| WHAT IS BEING ASKED |
Collect from the data below each line with "process".

| MATERIAL SHOWN |

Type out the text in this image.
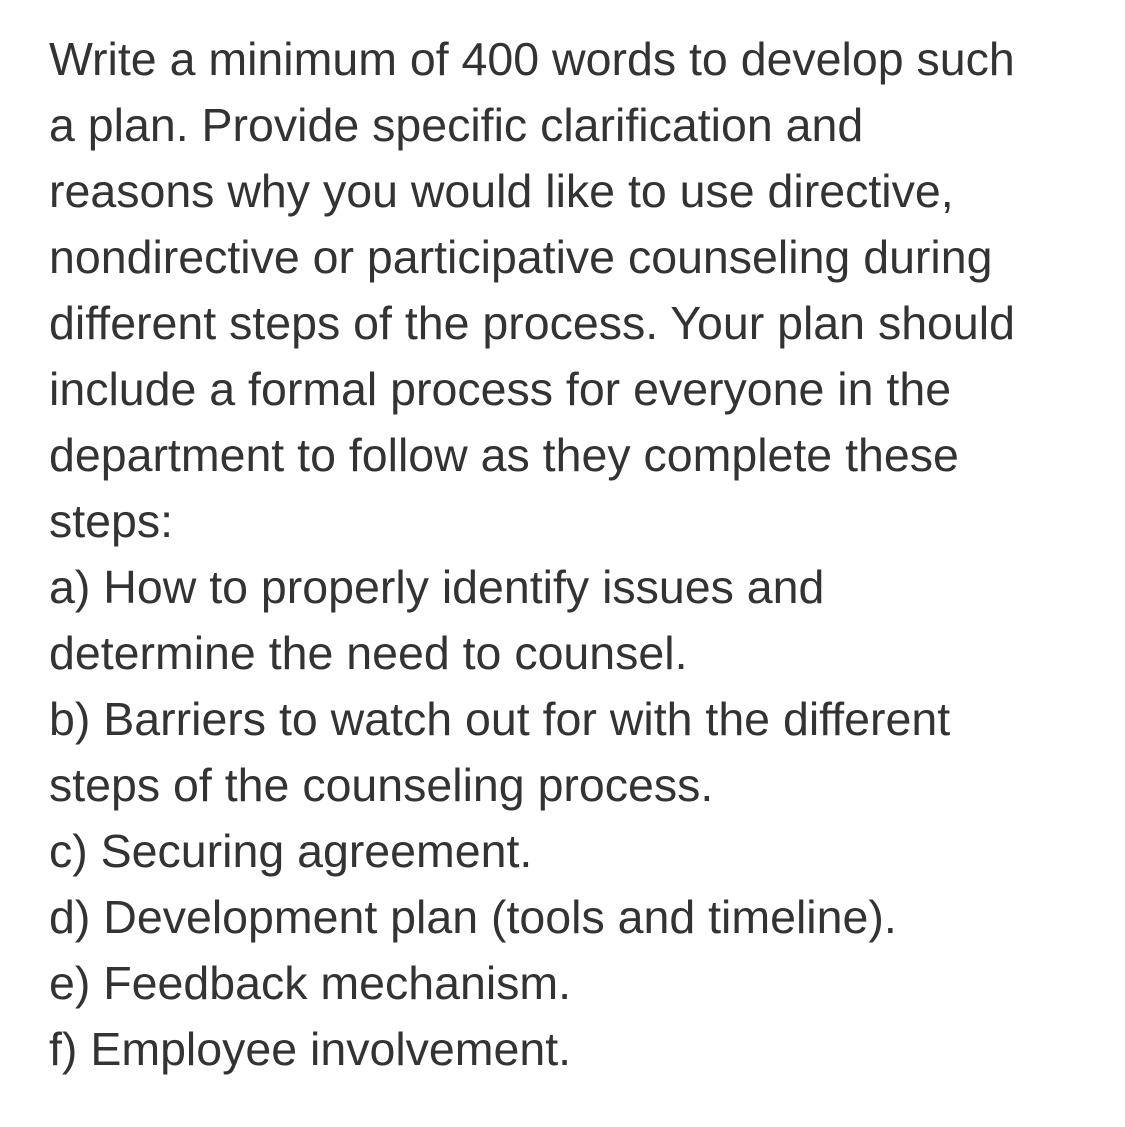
Write a minimum of 400 words to develop such
a plan. Provide specific clarification and
reasons why you would like to use directive,
nondirective or participative counseling during
different steps of the process. Your plan should
include a formal process for everyone in the
department to follow as they complete these
steps:
a) How to properly identify issues and
determine the need to counsel.
b) Barriers to watch out for with the different
steps of the counseling process.
c) Securing agreement.
d) Development plan (tools and timeline).
e) Feedback mechanism.
f) Employee involvement.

| EXERCISE OUTPUT |
different steps of the process. Your plan should
include a formal process for everyone in the
steps of the counseling process.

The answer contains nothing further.